§ **VORLIEGENDER TEXT**
--

Martin Suchanek, Vorwort zur Erstausgabe der Theorie der permanenten Revolution in Pakistan, Infomail 1270, 27. November 2024
Die Theorie der permanenten Revolution stellt einen der wichtigsten Beiträge Trotzkis zum Marxismus dar. Mehr als ein Jahrhundert, nachdem er sie formulierte, erscheinen zwei der zentralen politischen und theoretischen Werke – „Ergebnisse und Perspektiven“ und „Die Theorie der permanenten Revolution“ erstmals in Urdu.
Die Bedeutung dieser Veröffentlichung kann schwerlich unterschätzt werden und wir hoffen, dass dieser ersten Auflage viele weitere folgen werden. Die Theorie der permanenten Revolution hat auch über hundert Jahre, nachdem sie erstmals entwickelt wurde, nichts von ihrer Bedeutung eingebüßt. Im Gegenteil, sie ist unerlässlich für das Verständnis des globalen Kapitalismus und Imperialismus heute, sie ist unerlässlich für die Entwicklung einer revolutionären Strategie und Programmatik.
Trotzki selbst entwickelte die Theorie anhand der Erfahrungen der ersten russischen Revolution 1905. Davor gingen praktisch alle Marxist:innen davon aus, dass die kommende Revolution eine bürgerliche sein und ihre zentrale Aufgabe im Sturz der zaristischen Herrschaft und der Beseitigung aller feudalen Elemente, vor allem auf dem Land, bestehen würde.
Doch die Hauptströmungen der russischen Sozialdemokratie entwickelten vor, während und nach der Revolution drei verschiedene Konzeptionen der russischen Revolution.
Die Menschewiki gingen von der scheinbar naheliegenden, im Grunde aber mechanischen Sicht aus, dass eine bürgerliche Revolution die (liberale) Bourgeoisie an die Herrschaft bringen müsse, die Arbeiter:innenpartei sich auf die Rolle einer entschiedenen Opposition zu beschränken hätte. Die Zeit wäre noch nicht reif für die Herrschaft der Arbeiter:innenklasse. Daher wäre auch jeder Versuch „zu früh“, die Revolution durchzuführen, und die Macht zu ergreifen abzulehnen.
Die Bolschewiki gingen unter Lenins Führung ebenfalls davon aus, dass die Revolution eine bürgerliche sein müsse. Aber die Bourgeoisie wäre unfähig zur Führung der Revolution geworden, da sie die Mobilisierung, die revolutionäre Dynamik mehr fürchte als den Zarismus, in dessen Rahmen sich der russische Kapitalismus und damit auch der Reichtum des Bürger:innentums entwickelt hatte. Die revolutionäre Arbeiter:innenpartei, so Lenin, könne und dürfe die Führung der Revolution nicht einer verräterischen Bourgeoisie überlassen, sondern müsse ein Bündnis mit der Bauern-/Bäuerinnenschaft eingehen und die demokratische Diktatur der Arbeiter:innenklasse und Bauern-/Bäuerinnenschaft errichten. Sie würde aber die kapitalistischen Eigentumsverhältnisse nicht abschaffen.

--

§ **ZU ERLEDIGENDE AUFGABEN**
(a) Schreibe aus dem Vorwort zur permanenten Revolution den Abschnitt wortgetreu ab, der mit den Worten „Doch die Hauptströmungen“ anfängt und mit „der russischen Revolution.“ schließt.
(b) In welcher Sprache erscheinen laut dem Vorwort zur permanenten Revolution zwei zentrale Werke Trotzkis zum ersten Mal?
Die Auflistung stammt aus einer anderen Quelle als das Vorwort.

--

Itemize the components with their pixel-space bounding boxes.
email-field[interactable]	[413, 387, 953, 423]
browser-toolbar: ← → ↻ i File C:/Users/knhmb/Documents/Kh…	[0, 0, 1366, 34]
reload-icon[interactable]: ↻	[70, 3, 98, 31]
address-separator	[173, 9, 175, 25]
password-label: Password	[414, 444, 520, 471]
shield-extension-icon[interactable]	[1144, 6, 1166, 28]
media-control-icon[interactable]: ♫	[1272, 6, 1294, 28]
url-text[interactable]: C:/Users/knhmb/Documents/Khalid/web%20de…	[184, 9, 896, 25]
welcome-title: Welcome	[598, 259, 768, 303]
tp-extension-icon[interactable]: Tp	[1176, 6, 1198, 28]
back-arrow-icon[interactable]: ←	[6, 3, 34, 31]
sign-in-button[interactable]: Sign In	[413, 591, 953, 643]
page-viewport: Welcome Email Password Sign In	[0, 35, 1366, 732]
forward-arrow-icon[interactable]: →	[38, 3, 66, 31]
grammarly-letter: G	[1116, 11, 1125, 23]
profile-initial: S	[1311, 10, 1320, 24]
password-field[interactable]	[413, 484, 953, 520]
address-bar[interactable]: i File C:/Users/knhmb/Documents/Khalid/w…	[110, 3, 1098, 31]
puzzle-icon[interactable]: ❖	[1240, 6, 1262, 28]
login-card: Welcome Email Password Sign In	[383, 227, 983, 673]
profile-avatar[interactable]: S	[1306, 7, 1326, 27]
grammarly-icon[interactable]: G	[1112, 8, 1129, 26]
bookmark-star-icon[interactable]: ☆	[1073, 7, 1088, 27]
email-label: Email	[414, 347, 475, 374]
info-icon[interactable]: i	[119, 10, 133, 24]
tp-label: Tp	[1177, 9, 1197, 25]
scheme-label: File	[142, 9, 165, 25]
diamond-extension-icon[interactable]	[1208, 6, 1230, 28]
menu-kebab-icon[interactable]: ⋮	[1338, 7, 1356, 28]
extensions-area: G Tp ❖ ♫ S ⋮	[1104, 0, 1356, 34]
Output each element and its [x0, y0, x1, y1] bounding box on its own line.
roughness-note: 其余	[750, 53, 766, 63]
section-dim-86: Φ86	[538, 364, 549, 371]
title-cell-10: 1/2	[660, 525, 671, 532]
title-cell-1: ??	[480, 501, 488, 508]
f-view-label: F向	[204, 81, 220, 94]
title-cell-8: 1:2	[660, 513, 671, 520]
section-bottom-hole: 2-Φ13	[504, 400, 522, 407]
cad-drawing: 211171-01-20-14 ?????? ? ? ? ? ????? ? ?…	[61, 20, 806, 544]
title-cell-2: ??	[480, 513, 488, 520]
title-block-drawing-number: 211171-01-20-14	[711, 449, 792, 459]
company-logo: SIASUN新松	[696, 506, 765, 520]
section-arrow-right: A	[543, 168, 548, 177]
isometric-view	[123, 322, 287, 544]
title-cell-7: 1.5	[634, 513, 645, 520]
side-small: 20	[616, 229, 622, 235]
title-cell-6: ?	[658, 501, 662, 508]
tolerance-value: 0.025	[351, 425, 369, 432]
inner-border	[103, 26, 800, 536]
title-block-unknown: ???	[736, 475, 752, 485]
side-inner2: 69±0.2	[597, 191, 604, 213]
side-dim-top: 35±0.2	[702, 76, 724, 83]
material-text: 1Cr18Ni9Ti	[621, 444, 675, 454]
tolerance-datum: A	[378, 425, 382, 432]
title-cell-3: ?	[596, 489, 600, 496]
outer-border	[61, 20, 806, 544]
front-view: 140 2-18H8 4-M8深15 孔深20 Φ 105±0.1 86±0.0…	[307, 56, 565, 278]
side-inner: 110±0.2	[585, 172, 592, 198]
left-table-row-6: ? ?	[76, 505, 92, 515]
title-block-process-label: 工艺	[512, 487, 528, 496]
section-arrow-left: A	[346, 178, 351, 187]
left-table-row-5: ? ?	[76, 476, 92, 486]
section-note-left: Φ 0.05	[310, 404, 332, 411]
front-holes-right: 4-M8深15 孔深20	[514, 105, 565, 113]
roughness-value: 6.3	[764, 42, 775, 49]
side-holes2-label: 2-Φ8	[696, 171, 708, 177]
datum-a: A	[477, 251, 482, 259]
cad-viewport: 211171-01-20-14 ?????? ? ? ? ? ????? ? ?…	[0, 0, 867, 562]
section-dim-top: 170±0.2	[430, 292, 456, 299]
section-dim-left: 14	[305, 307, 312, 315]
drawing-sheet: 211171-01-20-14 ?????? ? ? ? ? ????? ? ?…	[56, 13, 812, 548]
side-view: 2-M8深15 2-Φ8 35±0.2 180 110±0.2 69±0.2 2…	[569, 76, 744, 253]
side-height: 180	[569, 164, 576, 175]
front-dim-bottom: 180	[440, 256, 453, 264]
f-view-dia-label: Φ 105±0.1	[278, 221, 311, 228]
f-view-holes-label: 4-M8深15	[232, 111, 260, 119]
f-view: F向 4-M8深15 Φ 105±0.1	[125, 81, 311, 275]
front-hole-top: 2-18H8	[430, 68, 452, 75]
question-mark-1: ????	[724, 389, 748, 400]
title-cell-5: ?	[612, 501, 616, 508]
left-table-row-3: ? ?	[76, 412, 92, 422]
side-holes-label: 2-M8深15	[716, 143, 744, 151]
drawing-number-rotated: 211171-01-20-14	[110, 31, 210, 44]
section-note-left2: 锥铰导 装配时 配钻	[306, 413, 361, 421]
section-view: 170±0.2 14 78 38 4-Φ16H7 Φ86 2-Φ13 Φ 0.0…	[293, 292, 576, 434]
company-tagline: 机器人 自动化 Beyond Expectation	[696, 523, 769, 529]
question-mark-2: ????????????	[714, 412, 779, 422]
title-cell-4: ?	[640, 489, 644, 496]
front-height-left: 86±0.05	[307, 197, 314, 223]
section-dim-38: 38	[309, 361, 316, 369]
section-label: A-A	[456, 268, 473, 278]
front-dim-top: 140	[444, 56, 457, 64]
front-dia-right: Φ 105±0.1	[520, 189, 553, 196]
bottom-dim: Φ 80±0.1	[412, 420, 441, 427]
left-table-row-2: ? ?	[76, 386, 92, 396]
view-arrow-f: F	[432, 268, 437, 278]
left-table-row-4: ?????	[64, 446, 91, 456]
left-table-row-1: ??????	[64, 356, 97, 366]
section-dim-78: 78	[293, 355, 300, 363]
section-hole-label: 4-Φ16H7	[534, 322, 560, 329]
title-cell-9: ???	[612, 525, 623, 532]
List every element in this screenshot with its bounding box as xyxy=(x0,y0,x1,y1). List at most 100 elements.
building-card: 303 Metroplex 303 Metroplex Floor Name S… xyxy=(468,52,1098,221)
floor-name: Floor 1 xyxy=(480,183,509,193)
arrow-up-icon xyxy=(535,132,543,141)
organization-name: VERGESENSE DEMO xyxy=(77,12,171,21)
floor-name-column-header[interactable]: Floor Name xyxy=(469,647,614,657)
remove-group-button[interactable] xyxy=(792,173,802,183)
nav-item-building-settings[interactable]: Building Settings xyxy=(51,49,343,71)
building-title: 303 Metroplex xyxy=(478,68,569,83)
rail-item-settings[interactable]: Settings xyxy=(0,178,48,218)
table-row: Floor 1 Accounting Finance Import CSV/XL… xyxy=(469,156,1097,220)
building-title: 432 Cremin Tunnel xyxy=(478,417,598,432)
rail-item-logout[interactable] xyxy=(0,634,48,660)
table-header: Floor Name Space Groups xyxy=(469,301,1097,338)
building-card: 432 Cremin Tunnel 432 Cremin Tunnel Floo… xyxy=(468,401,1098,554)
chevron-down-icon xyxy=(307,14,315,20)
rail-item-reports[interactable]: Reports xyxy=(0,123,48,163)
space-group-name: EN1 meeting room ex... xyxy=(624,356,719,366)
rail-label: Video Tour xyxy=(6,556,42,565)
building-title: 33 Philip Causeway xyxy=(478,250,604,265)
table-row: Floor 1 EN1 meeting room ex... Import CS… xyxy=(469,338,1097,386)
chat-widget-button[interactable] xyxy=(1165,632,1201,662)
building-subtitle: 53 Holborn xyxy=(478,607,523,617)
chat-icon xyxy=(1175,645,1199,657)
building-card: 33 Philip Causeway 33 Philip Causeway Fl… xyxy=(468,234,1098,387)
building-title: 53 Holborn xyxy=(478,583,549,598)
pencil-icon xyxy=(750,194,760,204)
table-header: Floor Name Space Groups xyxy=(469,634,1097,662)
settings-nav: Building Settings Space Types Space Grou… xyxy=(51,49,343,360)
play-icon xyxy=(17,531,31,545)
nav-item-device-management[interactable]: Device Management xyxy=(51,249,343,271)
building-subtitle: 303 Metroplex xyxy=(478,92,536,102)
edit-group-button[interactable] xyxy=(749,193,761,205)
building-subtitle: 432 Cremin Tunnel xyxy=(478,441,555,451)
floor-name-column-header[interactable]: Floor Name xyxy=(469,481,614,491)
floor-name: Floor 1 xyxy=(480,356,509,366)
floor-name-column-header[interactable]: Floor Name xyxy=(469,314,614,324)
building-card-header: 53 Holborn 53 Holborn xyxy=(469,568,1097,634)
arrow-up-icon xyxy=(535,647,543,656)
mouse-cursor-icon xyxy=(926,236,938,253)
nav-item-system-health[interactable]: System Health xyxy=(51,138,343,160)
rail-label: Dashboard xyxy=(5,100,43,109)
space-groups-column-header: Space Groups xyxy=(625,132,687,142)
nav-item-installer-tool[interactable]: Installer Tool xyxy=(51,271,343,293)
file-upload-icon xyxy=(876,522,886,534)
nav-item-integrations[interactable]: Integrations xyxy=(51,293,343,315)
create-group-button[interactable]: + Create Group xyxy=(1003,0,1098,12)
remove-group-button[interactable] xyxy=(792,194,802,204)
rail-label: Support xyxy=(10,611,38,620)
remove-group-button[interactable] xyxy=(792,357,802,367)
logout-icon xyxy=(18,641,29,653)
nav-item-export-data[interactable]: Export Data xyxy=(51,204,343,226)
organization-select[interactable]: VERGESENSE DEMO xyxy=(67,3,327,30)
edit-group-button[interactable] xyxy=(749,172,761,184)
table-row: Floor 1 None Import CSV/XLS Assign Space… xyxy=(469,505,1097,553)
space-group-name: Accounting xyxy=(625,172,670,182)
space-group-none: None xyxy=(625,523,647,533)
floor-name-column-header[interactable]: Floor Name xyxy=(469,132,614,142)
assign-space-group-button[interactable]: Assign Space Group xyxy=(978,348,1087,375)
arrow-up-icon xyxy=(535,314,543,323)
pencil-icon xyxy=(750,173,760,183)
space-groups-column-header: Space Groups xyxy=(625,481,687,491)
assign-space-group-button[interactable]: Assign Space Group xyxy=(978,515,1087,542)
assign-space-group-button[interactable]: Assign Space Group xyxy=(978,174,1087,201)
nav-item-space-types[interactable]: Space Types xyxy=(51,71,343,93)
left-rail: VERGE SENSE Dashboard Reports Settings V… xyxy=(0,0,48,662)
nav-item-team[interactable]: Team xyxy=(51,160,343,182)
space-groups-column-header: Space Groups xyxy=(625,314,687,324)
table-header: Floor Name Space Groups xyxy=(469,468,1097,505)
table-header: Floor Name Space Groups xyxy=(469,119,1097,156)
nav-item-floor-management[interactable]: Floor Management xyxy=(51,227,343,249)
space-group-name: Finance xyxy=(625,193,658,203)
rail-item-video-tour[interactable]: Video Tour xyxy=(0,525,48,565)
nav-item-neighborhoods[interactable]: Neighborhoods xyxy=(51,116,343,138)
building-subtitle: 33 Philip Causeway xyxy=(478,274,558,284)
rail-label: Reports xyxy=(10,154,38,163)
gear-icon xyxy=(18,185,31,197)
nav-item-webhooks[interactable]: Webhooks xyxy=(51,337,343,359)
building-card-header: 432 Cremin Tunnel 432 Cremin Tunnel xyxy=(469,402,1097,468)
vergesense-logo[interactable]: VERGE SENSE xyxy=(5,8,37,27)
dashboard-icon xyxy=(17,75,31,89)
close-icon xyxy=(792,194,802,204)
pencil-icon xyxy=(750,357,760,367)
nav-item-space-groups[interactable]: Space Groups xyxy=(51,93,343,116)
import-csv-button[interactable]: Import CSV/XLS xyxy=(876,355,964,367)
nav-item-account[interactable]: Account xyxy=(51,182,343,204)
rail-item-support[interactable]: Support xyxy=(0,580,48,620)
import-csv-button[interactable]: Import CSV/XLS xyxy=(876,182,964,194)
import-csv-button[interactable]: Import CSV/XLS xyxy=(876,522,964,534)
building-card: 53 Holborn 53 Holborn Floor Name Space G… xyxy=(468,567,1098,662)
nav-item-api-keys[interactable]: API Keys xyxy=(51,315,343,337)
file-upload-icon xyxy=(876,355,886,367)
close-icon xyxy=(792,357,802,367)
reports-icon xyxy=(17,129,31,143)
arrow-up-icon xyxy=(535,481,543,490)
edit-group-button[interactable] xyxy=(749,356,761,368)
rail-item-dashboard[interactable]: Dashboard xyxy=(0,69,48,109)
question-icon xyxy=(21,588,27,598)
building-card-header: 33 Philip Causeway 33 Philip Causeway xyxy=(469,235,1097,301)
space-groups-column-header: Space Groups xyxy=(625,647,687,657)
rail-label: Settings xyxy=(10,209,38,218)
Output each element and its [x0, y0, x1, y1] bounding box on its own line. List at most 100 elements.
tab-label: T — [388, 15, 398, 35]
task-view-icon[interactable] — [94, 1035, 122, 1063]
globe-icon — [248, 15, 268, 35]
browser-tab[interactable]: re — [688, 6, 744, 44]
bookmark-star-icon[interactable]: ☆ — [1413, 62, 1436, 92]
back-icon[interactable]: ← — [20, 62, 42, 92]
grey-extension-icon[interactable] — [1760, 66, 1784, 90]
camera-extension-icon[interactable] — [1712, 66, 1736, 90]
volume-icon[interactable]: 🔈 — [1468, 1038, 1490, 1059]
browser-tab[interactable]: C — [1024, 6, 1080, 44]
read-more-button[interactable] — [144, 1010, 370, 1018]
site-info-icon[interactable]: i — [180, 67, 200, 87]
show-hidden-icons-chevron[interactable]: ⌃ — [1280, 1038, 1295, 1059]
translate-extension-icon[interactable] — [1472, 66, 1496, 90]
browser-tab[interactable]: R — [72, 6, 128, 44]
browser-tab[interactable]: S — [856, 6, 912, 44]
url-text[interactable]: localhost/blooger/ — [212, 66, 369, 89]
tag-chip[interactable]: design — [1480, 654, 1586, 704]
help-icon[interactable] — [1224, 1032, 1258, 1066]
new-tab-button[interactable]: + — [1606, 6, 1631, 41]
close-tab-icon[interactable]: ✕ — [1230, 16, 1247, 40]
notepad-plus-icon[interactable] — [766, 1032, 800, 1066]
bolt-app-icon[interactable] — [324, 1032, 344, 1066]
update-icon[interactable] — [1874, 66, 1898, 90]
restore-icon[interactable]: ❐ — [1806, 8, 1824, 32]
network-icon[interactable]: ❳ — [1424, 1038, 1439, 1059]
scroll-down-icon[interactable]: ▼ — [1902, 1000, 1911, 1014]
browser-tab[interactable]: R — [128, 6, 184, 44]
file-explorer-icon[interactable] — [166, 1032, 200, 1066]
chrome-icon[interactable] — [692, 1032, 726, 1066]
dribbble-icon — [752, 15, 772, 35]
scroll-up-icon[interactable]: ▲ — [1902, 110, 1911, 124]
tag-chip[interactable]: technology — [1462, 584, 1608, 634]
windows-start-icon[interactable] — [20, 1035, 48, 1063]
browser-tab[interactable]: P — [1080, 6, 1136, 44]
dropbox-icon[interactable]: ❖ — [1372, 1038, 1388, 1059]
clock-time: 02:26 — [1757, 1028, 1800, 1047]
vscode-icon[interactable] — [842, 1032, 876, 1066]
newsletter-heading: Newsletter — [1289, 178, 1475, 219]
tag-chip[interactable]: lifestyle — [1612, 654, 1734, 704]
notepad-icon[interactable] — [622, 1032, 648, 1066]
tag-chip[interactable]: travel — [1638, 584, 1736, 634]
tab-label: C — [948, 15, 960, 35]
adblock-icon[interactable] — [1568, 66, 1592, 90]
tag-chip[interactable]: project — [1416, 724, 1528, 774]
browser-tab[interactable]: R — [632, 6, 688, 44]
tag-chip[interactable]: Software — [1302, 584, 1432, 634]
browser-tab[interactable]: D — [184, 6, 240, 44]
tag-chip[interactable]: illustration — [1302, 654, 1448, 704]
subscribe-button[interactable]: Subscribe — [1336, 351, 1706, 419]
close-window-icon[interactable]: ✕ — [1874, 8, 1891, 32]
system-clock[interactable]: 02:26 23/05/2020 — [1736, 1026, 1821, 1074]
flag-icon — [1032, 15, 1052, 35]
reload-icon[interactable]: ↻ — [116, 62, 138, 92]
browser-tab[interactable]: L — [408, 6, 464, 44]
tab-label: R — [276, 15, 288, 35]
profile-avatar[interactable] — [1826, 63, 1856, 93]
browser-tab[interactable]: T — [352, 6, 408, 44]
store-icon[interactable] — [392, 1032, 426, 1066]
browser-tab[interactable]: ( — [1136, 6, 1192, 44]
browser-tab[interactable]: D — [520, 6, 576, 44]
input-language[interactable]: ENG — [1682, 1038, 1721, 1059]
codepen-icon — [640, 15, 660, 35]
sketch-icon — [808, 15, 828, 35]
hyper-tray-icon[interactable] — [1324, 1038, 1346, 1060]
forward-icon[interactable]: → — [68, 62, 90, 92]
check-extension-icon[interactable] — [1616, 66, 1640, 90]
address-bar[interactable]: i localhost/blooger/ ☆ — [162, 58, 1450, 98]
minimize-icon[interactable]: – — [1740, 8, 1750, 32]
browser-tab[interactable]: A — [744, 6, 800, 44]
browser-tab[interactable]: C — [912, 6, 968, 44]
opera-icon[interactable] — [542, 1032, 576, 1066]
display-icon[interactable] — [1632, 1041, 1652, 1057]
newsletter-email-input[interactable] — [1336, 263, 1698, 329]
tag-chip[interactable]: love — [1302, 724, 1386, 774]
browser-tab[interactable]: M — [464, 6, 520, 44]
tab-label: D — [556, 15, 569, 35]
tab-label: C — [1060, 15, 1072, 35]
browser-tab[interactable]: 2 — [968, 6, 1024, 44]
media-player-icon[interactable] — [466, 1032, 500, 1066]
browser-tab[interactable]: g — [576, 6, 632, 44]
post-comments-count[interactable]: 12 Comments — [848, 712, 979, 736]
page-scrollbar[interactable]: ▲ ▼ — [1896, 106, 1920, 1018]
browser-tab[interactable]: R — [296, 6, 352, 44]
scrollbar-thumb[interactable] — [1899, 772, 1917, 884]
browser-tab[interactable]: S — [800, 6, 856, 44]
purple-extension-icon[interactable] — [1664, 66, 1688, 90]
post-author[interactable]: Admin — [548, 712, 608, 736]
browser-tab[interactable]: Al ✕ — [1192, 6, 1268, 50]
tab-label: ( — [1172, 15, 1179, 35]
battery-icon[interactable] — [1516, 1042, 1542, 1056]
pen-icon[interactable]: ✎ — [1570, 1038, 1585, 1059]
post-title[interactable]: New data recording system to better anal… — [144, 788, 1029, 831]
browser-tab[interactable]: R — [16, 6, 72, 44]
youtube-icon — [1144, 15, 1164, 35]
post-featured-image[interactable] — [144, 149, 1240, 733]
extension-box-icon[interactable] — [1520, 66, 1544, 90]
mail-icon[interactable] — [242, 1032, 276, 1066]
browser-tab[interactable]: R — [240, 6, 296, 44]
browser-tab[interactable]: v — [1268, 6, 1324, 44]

--

§ **VOLLSTÄNDIGE ANTWORTEN**
(a)
Doch die Hauptströmungen der russischen Sozialdemokratie entwickelten vor, während und nach der Revolution drei verschiedene Konzeptionen der russischen Revolution.

(b) In Urdu.